'''

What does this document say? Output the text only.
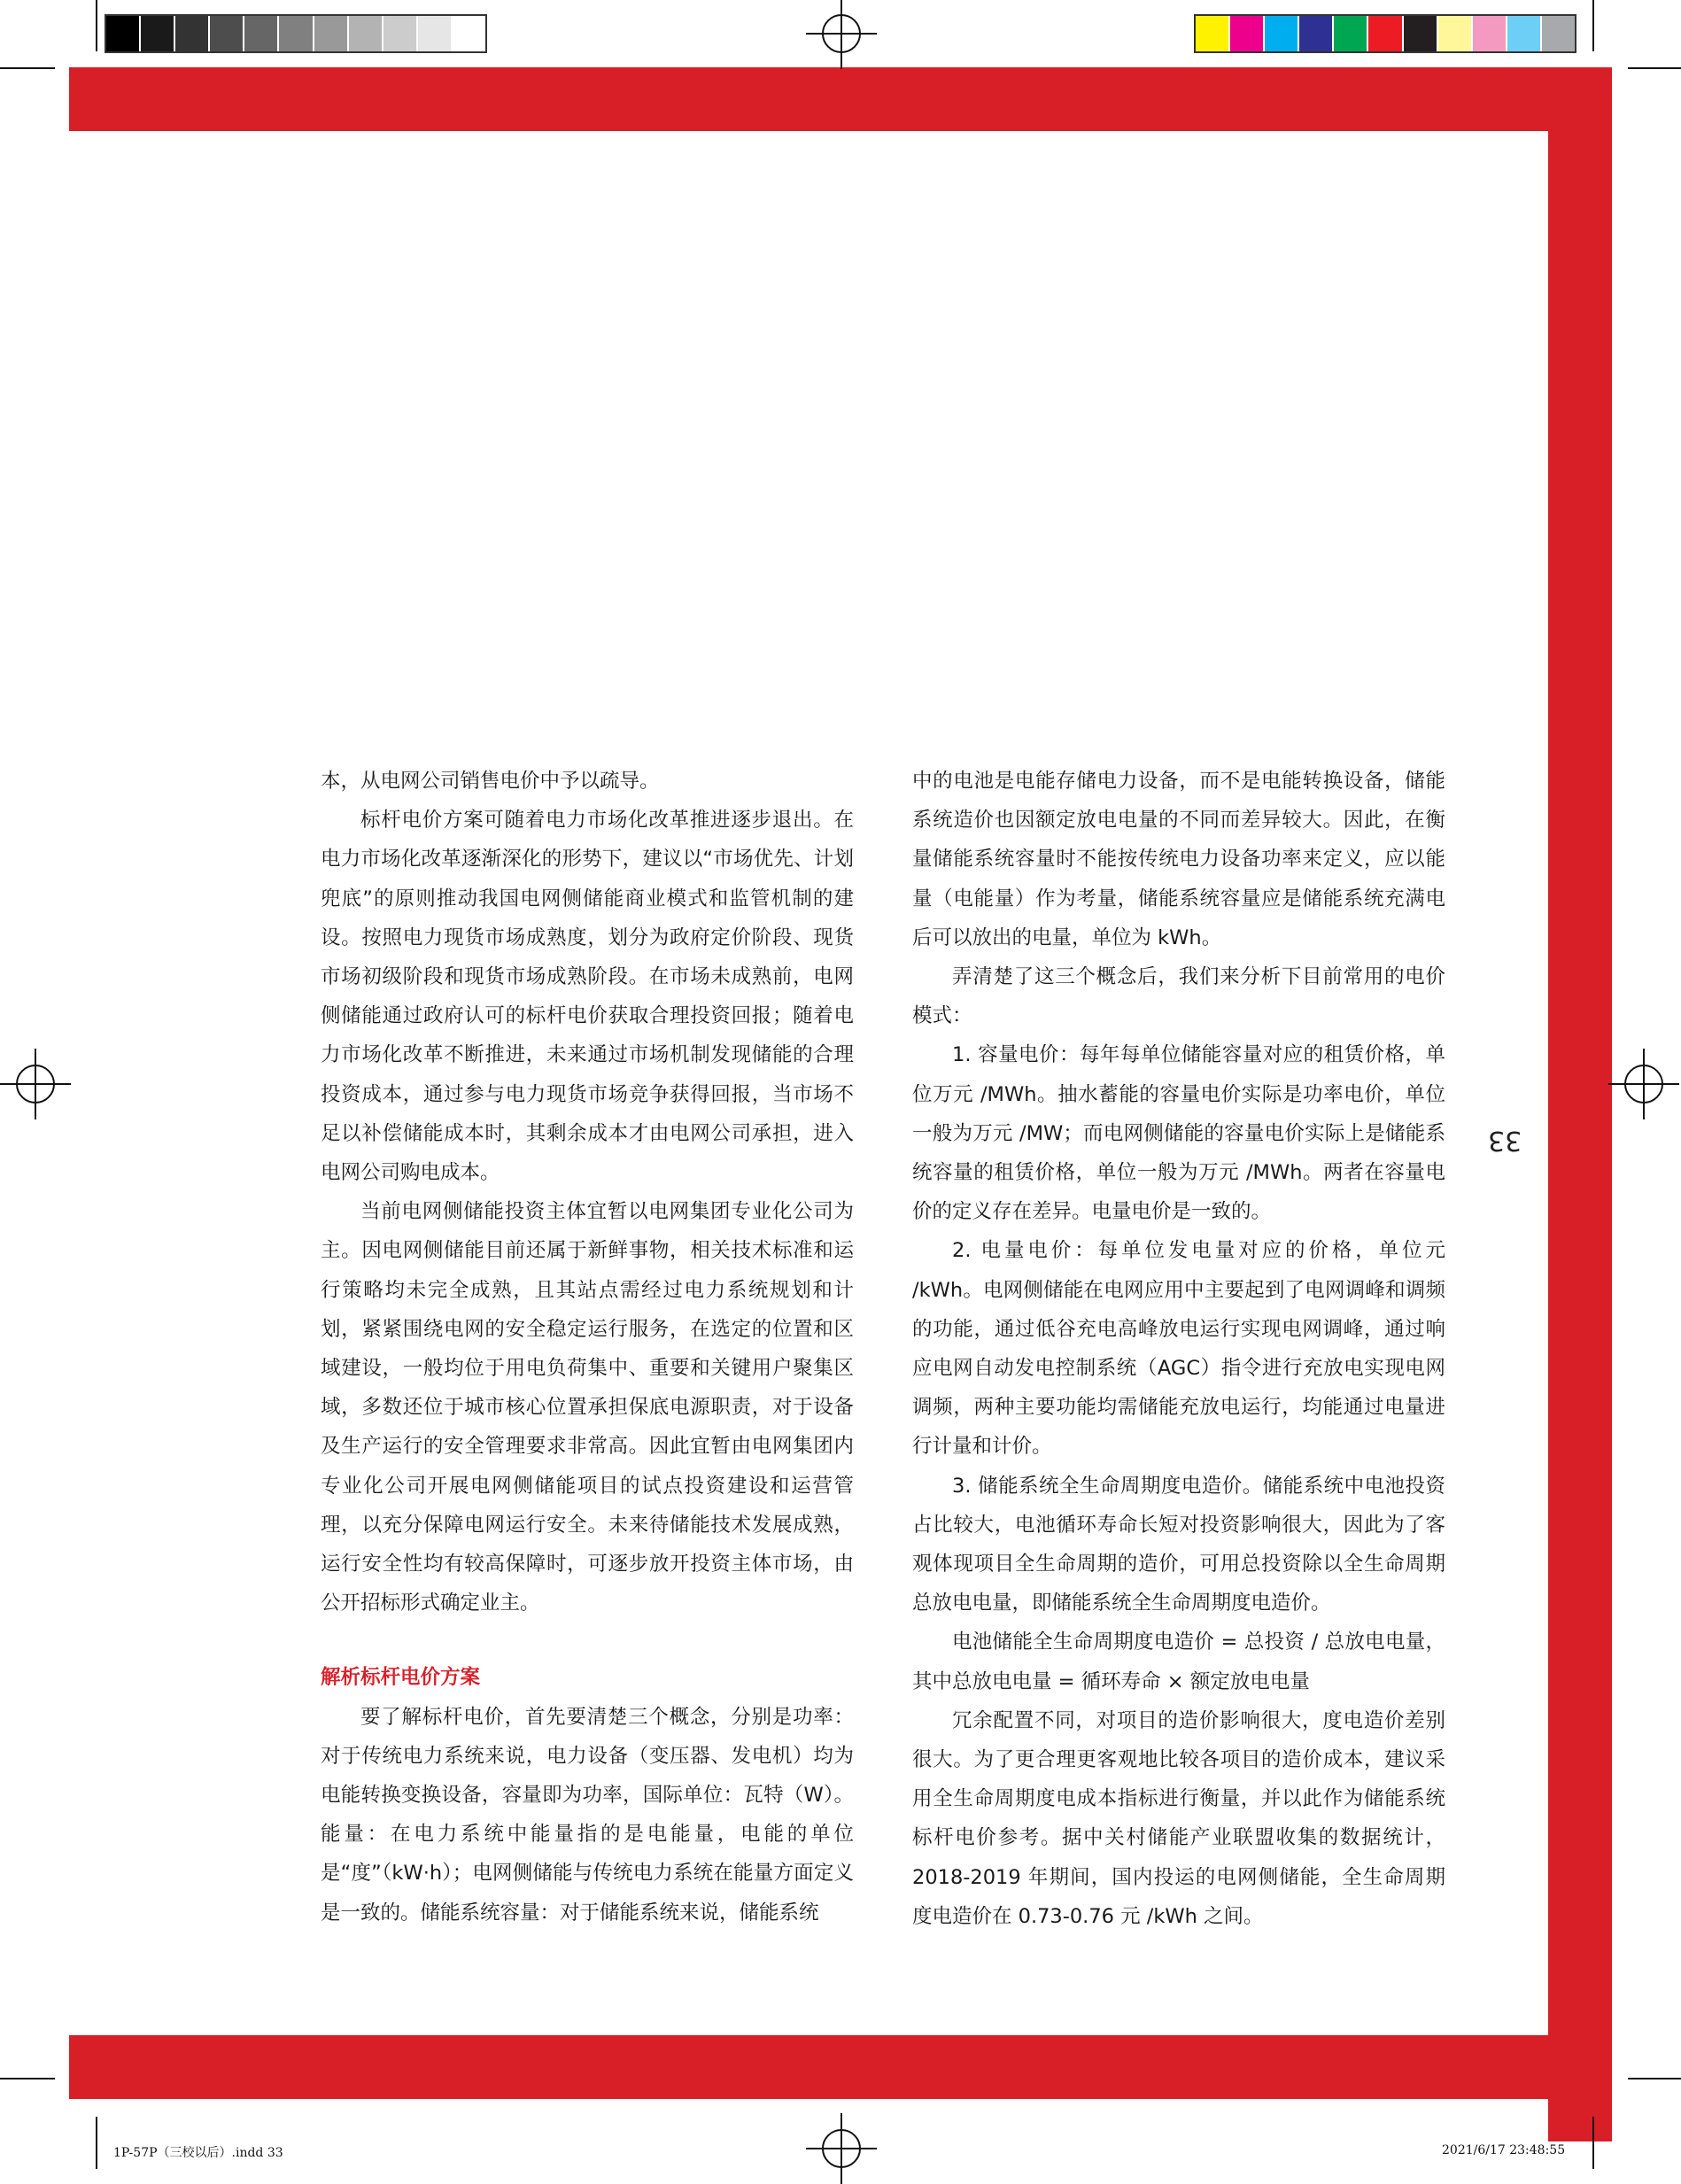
本，从电网公司销售电价中予以疏导。

标杆电价方案可随着电力市场化改革推进逐步退出。在电力市场化改革逐渐深化的形势下，建议以“市场优先、计划兜底”的原则推动我国电网侧储能商业模式和监管机制的建设。按照电力现货市场成熟度，划分为政府定价阶段、现货市场初级阶段和现货市场成熟阶段。在市场未成熟前，电网侧储能通过政府认可的标杆电价获取合理投资回报；随着电力市场化改革不断推进，未来通过市场机制发现储能的合理投资成本，通过参与电力现货市场竞争获得回报，当市场不足以补偿储能成本时，其剩余成本才由电网公司承担，进入电网公司购电成本。

当前电网侧储能投资主体宜暂以电网集团专业化公司为主。因电网侧储能目前还属于新鲜事物，相关技术标准和运行策略均未完全成熟，且其站点需经过电力系统规划和计划，紧紧围绕电网的安全稳定运行服务，在选定的位置和区域建设，一般均位于用电负荷集中、重要和关键用户聚集区域，多数还位于城市核心位置承担保底电源职责，对于设备及生产运行的安全管理要求非常高。因此宜暂由电网集团内专业化公司开展电网侧储能项目的试点投资建设和运营管理，以充分保障电网运行安全。未来待储能技术发展成熟，运行安全性均有较高保障时，可逐步放开投资主体市场，由公开招标形式确定业主。

解析标杆电价方案

要了解标杆电价，首先要清楚三个概念，分别是功率：对于传统电力系统来说，电力设备（变压器、发电机）均为电能转换变换设备，容量即为功率，国际单位：瓦特（W）。能量：在电力系统中能量指的是电能量，电能的单位是“度”（kW·h）；电网侧储能与传统电力系统在能量方面定义是一致的。储能系统容量：对于储能系统来说，储能系统

中的电池是电能存储电力设备，而不是电能转换设备，储能系统造价也因额定放电电量的不同而差异较大。因此，在衡量储能系统容量时不能按传统电力设备功率来定义，应以能量（电能量）作为考量，储能系统容量应是储能系统充满电后可以放出的电量，单位为 kWh。

弄清楚了这三个概念后，我们来分析下目前常用的电价模式：

1. 容量电价：每年每单位储能容量对应的租赁价格，单位万元 /MWh。抽水蓄能的容量电价实际是功率电价，单位一般为万元 /MW；而电网侧储能的容量电价实际上是储能系统容量的租赁价格，单位一般为万元 /MWh。两者在容量电价的定义存在差异。电量电价是一致的。

2. 电量电价：每单位发电量对应的价格，单位元 /kWh。电网侧储能在电网应用中主要起到了电网调峰和调频的功能，通过低谷充电高峰放电运行实现电网调峰，通过响应电网自动发电控制系统（AGC）指令进行充放电实现电网调频，两种主要功能均需储能充放电运行，均能通过电量进行计量和计价。

3. 储能系统全生命周期度电造价。储能系统中电池投资占比较大，电池循环寿命长短对投资影响很大，因此为了客观体现项目全生命周期的造价，可用总投资除以全生命周期总放电电量，即储能系统全生命周期度电造价。

电池储能全生命周期度电造价 = 总投资 / 总放电电量，其中总放电电量 = 循环寿命 × 额定放电电量

冗余配置不同，对项目的造价影响很大，度电造价差别很大。为了更合理更客观地比较各项目的造价成本，建议采用全生命周期度电成本指标进行衡量，并以此作为储能系统标杆电价参考。据中关村储能产业联盟收集的数据统计，2018-2019 年期间，国内投运的电网侧储能，全生命周期度电造价在 0.73-0.76 元 /kWh 之间。

33
1P-57P（三校以后）.indd 33	2021/6/17 23:48:55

'''

▶ What to do
Print the whole listing above once more, word for word, without its pictures.

▶ Result of this task
What does this document say? Output the text only.
本，从电网公司销售电价中予以疏导。

标杆电价方案可随着电力市场化改革推进逐步退出。在电力市场化改革逐渐深化的形势下，建议以“市场优先、计划兜底”的原则推动我国电网侧储能商业模式和监管机制的建设。按照电力现货市场成熟度，划分为政府定价阶段、现货市场初级阶段和现货市场成熟阶段。在市场未成熟前，电网侧储能通过政府认可的标杆电价获取合理投资回报；随着电力市场化改革不断推进，未来通过市场机制发现储能的合理投资成本，通过参与电力现货市场竞争获得回报，当市场不足以补偿储能成本时，其剩余成本才由电网公司承担，进入电网公司购电成本。

当前电网侧储能投资主体宜暂以电网集团专业化公司为主。因电网侧储能目前还属于新鲜事物，相关技术标准和运行策略均未完全成熟，且其站点需经过电力系统规划和计划，紧紧围绕电网的安全稳定运行服务，在选定的位置和区域建设，一般均位于用电负荷集中、重要和关键用户聚集区域，多数还位于城市核心位置承担保底电源职责，对于设备及生产运行的安全管理要求非常高。因此宜暂由电网集团内专业化公司开展电网侧储能项目的试点投资建设和运营管理，以充分保障电网运行安全。未来待储能技术发展成熟，运行安全性均有较高保障时，可逐步放开投资主体市场，由公开招标形式确定业主。

解析标杆电价方案

要了解标杆电价，首先要清楚三个概念，分别是功率：对于传统电力系统来说，电力设备（变压器、发电机）均为电能转换变换设备，容量即为功率，国际单位：瓦特（W）。能量：在电力系统中能量指的是电能量，电能的单位是“度”（kW·h）；电网侧储能与传统电力系统在能量方面定义是一致的。储能系统容量：对于储能系统来说，储能系统

中的电池是电能存储电力设备，而不是电能转换设备，储能系统造价也因额定放电电量的不同而差异较大。因此，在衡量储能系统容量时不能按传统电力设备功率来定义，应以能量（电能量）作为考量，储能系统容量应是储能系统充满电后可以放出的电量，单位为 kWh。

弄清楚了这三个概念后，我们来分析下目前常用的电价模式：

1. 容量电价：每年每单位储能容量对应的租赁价格，单位万元 /MWh。抽水蓄能的容量电价实际是功率电价，单位一般为万元 /MW；而电网侧储能的容量电价实际上是储能系统容量的租赁价格，单位一般为万元 /MWh。两者在容量电价的定义存在差异。电量电价是一致的。

2. 电量电价：每单位发电量对应的价格，单位元 /kWh。电网侧储能在电网应用中主要起到了电网调峰和调频的功能，通过低谷充电高峰放电运行实现电网调峰，通过响应电网自动发电控制系统（AGC）指令进行充放电实现电网调频，两种主要功能均需储能充放电运行，均能通过电量进行计量和计价。

3. 储能系统全生命周期度电造价。储能系统中电池投资占比较大，电池循环寿命长短对投资影响很大，因此为了客观体现项目全生命周期的造价，可用总投资除以全生命周期总放电电量，即储能系统全生命周期度电造价。

电池储能全生命周期度电造价 = 总投资 / 总放电电量，其中总放电电量 = 循环寿命 × 额定放电电量

冗余配置不同，对项目的造价影响很大，度电造价差别很大。为了更合理更客观地比较各项目的造价成本，建议采用全生命周期度电成本指标进行衡量，并以此作为储能系统标杆电价参考。据中关村储能产业联盟收集的数据统计，2018-2019 年期间，国内投运的电网侧储能，全生命周期度电造价在 0.73-0.76 元 /kWh 之间。

33
1P-57P（三校以后）.indd 33	2021/6/17 23:48:55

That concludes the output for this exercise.